- [Exercise prompt]
Copy every line of the records below that holds the word "Srednja".

[Structured figure records]

* * * * * * *

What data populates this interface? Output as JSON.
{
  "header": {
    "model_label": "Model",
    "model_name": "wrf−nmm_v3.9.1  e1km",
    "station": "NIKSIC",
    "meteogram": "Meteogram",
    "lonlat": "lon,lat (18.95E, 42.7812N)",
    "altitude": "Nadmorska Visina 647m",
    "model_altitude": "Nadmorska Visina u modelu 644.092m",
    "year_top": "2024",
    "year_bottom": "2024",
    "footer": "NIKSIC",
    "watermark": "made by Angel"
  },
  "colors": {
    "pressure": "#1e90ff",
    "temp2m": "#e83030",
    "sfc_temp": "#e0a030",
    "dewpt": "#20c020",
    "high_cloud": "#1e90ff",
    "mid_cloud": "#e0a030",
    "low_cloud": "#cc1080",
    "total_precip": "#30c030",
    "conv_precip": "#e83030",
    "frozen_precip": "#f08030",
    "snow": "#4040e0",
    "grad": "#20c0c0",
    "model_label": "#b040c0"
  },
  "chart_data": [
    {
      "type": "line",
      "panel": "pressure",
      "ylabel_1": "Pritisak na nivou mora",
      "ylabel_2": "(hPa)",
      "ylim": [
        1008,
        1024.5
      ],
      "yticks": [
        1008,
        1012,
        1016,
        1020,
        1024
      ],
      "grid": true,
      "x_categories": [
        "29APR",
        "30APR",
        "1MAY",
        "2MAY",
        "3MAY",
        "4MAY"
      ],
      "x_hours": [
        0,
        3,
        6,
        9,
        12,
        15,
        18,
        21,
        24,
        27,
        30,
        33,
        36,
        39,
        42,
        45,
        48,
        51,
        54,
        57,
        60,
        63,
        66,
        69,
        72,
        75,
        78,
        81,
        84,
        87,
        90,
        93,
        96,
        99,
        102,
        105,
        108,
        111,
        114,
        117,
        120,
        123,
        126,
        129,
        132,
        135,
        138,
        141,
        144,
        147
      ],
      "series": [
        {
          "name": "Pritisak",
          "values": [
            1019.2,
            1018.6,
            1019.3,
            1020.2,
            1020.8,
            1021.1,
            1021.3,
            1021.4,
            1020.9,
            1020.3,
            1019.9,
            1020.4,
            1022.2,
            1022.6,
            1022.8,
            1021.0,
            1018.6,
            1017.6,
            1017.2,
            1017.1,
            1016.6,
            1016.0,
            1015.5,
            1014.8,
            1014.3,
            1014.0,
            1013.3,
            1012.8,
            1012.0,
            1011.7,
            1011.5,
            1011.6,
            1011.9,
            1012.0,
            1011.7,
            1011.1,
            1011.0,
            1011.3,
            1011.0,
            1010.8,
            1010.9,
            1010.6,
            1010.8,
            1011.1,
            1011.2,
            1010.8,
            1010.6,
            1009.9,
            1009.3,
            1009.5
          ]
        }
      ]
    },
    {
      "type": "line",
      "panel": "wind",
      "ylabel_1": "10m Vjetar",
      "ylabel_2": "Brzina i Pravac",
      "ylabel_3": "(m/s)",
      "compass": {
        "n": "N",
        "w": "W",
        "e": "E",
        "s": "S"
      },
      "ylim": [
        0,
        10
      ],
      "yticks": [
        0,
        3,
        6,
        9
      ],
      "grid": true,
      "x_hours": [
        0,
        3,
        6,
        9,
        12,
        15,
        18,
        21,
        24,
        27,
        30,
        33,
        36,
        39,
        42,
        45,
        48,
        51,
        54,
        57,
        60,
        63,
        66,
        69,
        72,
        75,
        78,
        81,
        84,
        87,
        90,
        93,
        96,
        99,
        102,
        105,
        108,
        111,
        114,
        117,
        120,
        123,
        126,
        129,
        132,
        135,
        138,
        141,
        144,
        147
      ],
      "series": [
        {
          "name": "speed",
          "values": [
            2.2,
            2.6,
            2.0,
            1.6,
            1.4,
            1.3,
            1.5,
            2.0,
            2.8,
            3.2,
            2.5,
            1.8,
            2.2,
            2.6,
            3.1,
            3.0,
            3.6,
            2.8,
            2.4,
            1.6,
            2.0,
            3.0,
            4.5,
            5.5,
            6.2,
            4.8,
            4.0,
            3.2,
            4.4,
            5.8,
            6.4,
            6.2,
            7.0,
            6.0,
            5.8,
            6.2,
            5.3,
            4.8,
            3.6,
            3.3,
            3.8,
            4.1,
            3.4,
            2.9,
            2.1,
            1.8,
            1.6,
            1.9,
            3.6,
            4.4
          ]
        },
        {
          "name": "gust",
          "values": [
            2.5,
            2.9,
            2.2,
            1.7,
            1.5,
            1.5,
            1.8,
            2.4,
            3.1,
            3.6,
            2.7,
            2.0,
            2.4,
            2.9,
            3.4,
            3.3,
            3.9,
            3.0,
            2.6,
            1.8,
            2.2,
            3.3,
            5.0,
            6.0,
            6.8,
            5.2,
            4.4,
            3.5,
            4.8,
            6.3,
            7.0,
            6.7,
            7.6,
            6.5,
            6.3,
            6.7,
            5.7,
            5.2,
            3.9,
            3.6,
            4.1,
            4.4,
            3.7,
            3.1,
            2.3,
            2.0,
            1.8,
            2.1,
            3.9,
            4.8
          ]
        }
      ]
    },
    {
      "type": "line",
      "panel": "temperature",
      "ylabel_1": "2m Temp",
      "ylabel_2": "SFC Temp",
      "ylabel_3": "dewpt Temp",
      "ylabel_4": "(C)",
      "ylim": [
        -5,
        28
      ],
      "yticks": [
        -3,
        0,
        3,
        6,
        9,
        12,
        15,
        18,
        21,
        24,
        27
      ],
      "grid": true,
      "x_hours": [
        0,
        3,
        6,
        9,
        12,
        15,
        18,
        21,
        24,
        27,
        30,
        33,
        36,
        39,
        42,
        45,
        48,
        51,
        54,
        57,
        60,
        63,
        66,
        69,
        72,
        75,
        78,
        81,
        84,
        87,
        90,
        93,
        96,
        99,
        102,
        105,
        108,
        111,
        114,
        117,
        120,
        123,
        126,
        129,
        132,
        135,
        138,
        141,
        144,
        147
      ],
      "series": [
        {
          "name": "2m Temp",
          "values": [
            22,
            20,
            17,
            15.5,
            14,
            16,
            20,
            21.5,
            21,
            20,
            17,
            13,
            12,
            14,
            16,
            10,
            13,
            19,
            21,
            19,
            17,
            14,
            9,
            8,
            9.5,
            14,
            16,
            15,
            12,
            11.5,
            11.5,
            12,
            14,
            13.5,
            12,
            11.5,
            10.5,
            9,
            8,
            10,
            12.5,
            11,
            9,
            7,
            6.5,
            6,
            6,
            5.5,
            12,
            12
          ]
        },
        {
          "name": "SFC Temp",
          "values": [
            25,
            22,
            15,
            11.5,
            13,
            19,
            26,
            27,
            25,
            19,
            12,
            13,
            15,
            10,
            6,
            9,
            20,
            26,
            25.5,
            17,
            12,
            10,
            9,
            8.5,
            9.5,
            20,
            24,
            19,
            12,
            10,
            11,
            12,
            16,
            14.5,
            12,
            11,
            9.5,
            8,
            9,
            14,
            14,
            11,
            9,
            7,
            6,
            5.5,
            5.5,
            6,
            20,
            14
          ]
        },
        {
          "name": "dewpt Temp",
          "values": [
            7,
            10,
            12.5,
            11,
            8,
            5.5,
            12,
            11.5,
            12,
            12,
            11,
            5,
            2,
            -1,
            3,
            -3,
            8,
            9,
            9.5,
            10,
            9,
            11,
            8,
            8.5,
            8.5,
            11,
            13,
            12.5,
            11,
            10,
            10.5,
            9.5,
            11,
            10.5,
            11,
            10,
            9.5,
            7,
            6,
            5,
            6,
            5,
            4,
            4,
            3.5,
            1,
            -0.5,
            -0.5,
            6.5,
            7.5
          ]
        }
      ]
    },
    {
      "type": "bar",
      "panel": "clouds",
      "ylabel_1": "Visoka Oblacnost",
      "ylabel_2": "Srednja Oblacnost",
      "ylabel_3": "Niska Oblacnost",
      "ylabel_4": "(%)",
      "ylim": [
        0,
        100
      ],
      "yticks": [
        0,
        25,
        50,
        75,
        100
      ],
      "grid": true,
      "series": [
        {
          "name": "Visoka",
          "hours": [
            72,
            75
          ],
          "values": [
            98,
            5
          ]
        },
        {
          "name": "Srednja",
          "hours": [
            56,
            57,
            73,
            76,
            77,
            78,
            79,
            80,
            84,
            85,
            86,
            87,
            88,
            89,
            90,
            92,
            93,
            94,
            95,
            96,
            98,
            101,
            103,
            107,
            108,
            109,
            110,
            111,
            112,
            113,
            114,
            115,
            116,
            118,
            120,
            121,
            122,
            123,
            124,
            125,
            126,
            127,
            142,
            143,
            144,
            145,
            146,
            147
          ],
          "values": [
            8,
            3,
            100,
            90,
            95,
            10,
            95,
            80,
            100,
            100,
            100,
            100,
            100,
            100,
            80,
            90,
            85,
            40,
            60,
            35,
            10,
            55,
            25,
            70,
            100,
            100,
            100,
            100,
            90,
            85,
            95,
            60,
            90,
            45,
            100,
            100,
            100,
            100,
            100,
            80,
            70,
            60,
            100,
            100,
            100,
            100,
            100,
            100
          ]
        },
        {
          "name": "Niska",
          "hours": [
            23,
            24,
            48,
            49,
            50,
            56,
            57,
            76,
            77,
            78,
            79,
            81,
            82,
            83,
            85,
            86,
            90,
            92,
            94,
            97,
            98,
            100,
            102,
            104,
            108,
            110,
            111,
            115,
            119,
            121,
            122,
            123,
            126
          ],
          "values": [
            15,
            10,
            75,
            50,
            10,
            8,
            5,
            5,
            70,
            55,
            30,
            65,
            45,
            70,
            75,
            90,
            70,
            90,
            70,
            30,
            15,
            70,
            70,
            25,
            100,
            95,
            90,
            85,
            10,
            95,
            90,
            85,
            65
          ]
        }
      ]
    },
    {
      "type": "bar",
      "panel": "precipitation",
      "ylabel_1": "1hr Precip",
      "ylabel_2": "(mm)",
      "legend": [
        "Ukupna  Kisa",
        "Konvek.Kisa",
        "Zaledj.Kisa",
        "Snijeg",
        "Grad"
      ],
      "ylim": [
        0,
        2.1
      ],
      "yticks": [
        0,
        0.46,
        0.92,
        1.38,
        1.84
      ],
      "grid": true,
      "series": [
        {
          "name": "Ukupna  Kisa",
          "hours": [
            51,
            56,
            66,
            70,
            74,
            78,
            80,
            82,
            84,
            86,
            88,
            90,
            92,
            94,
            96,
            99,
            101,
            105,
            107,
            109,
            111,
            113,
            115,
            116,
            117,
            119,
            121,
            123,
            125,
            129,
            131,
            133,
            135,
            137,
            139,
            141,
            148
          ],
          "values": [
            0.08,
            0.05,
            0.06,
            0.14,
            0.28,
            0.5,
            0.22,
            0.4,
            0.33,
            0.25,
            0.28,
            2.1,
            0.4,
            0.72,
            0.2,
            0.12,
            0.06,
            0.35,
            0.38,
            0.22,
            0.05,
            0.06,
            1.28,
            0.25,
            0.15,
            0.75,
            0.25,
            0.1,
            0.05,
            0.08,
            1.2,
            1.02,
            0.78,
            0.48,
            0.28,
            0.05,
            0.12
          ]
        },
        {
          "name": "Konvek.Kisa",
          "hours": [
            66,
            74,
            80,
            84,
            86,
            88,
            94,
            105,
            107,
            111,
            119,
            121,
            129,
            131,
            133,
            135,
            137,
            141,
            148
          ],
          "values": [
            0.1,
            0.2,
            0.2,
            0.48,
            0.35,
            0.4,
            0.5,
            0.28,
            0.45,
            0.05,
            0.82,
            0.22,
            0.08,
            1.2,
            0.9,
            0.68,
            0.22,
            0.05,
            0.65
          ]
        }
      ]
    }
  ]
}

* * * * * * *

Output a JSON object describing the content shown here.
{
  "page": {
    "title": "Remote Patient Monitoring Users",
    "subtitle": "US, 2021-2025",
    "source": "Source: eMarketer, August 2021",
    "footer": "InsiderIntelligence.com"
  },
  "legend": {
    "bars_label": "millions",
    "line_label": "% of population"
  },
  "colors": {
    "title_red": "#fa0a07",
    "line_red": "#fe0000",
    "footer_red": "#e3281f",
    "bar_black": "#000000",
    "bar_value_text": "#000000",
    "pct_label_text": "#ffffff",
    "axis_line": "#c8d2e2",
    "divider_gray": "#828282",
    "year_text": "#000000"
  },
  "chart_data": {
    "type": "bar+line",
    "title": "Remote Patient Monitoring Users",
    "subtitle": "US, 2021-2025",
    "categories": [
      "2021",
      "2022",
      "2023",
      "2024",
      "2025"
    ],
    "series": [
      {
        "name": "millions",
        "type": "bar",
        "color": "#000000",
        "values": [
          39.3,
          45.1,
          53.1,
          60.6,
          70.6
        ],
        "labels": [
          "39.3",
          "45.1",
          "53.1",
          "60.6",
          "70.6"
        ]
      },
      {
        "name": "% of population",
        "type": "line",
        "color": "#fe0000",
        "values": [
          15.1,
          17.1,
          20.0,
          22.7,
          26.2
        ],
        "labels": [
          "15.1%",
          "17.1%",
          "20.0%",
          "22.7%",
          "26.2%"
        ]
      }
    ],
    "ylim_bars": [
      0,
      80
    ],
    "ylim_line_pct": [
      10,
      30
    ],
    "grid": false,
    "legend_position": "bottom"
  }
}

* * * * * * *

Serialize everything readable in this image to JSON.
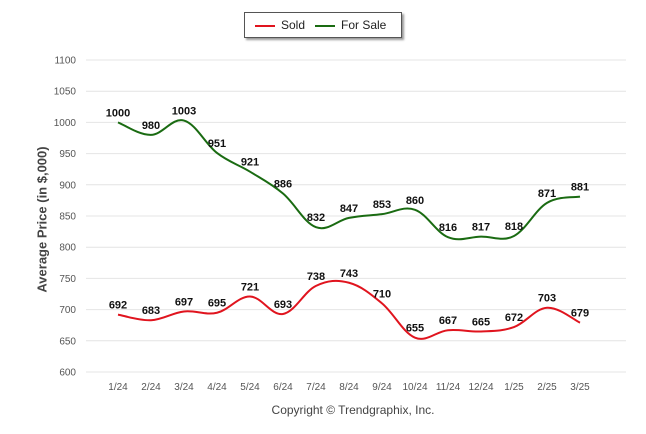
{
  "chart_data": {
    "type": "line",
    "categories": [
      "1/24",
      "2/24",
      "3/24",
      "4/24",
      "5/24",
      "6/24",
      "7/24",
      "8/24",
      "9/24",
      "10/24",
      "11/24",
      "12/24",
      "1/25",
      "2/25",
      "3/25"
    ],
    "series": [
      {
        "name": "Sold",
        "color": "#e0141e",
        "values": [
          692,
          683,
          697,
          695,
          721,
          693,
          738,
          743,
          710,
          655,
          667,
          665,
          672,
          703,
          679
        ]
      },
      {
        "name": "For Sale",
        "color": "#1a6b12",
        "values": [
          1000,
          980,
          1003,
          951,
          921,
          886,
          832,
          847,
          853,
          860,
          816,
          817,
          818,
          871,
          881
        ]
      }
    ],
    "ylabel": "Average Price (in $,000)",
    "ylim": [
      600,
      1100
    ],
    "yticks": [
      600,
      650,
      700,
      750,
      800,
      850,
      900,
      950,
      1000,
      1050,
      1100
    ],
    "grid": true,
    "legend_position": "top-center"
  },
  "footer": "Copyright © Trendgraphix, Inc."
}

* * * * * * *

- [Completed task]
      "ylabel_2": "Srednja Oblacnost",
          "name": "Srednja",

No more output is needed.